• WHAT THE TASK REQUIRES:
Locate the string "this" throughout the material and copy every line in which it occurs.

• MATERIAL FOR THE TASK:
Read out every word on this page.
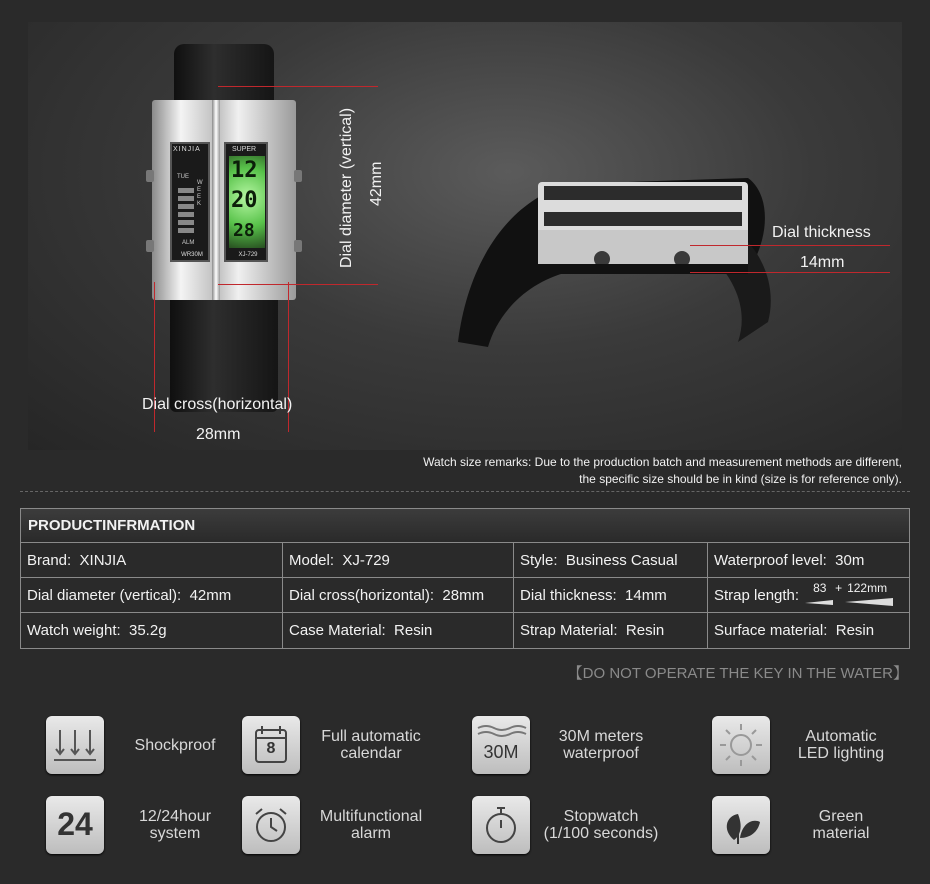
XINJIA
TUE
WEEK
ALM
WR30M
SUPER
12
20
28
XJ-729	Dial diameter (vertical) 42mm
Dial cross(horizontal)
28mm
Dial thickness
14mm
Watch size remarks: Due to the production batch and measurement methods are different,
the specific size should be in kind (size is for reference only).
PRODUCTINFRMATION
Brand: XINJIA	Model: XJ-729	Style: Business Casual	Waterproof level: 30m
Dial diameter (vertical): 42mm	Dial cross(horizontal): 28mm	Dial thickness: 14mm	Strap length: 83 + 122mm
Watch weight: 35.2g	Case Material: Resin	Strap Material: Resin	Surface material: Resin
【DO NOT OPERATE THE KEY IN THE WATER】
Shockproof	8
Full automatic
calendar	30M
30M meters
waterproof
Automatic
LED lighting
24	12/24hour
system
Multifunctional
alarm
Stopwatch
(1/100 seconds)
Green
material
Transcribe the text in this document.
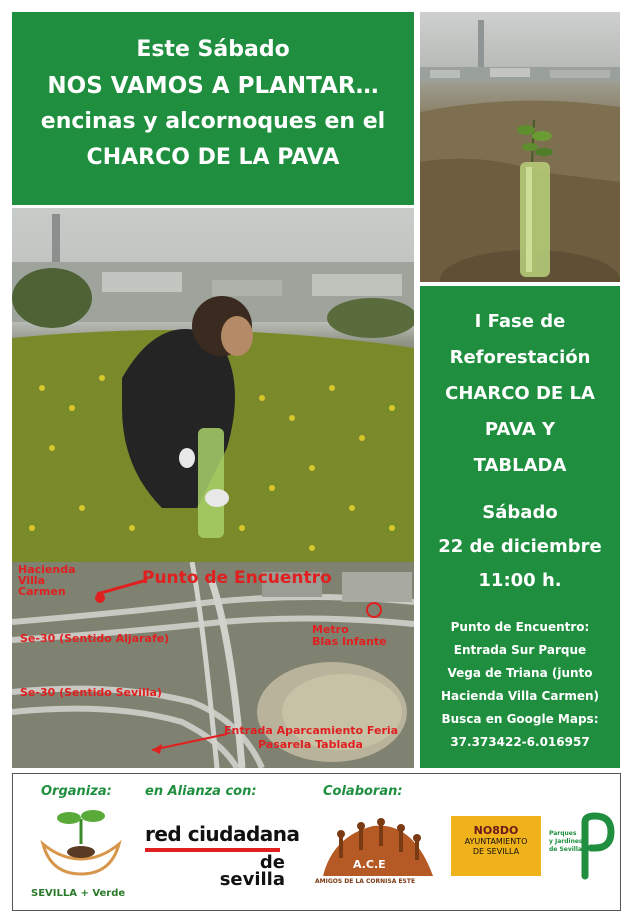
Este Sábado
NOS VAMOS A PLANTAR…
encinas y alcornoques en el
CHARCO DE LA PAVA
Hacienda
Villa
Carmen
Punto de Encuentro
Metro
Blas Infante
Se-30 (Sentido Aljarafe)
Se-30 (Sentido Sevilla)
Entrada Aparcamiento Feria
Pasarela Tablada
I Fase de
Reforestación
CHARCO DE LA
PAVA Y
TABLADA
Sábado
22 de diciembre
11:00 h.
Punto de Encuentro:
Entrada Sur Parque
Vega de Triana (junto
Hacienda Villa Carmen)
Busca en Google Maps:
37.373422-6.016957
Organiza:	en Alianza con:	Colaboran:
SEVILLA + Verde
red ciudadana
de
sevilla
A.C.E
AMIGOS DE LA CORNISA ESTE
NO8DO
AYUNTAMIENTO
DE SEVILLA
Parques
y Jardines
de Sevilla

* * *

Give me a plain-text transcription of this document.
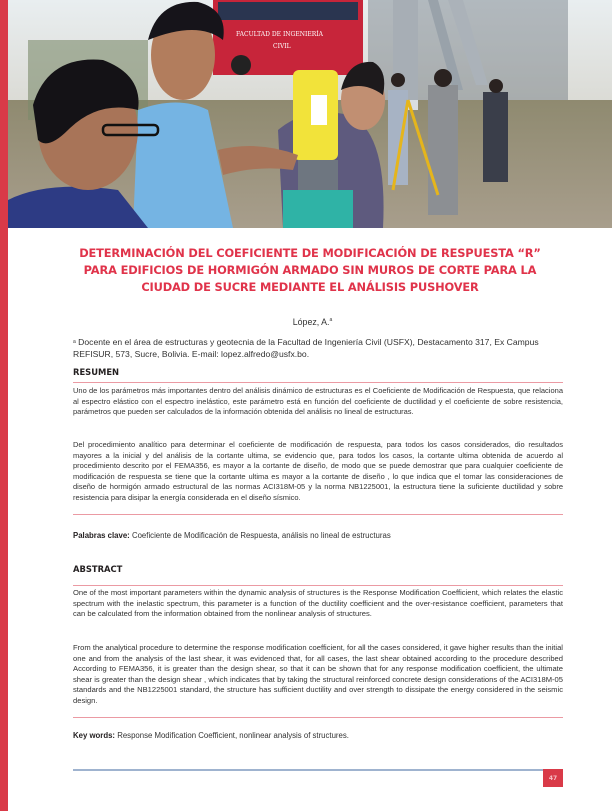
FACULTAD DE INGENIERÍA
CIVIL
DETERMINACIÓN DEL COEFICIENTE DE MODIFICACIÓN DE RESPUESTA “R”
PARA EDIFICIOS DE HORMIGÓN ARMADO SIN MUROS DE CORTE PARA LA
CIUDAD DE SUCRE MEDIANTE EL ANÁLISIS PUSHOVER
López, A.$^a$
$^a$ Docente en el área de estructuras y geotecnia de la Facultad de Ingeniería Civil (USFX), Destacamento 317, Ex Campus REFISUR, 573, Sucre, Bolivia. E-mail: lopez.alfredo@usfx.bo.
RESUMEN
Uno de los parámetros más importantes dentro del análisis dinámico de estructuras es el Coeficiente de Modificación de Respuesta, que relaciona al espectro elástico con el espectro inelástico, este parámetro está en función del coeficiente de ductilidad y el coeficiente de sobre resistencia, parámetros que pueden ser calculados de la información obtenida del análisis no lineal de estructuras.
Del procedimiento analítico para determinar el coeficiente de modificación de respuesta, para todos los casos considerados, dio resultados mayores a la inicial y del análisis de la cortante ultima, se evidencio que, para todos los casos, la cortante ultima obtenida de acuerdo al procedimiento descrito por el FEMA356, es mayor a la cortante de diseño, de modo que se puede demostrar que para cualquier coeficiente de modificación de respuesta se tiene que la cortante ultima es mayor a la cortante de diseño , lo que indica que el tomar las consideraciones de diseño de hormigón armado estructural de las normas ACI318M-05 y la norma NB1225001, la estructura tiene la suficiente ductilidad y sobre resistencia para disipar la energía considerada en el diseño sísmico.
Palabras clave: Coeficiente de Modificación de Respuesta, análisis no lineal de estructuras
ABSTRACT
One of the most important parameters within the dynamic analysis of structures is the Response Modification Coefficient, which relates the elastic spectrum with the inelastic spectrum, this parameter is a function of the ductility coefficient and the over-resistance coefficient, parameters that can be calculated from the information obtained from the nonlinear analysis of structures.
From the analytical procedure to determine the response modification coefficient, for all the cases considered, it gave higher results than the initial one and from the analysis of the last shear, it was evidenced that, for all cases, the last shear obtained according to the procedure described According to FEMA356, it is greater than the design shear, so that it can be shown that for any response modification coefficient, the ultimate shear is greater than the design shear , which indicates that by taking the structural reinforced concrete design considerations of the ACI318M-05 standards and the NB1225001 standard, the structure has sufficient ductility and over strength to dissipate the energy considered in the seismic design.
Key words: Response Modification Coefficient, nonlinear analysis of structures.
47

• SOLVED EXERCISE:
Read out every word on this page.
Transcribe the text in this document.
Give me a plain-text transcription of this document.
One of the most important parameters within the dynamic analysis of structures is the Response Modification Coefficient, which relates the elastic spectrum with the inelastic spectrum, this parameter is a function of the ductility coefficient and the over-resistance coefficient, parameters that can be calculated from the information obtained from the nonlinear analysis of structures.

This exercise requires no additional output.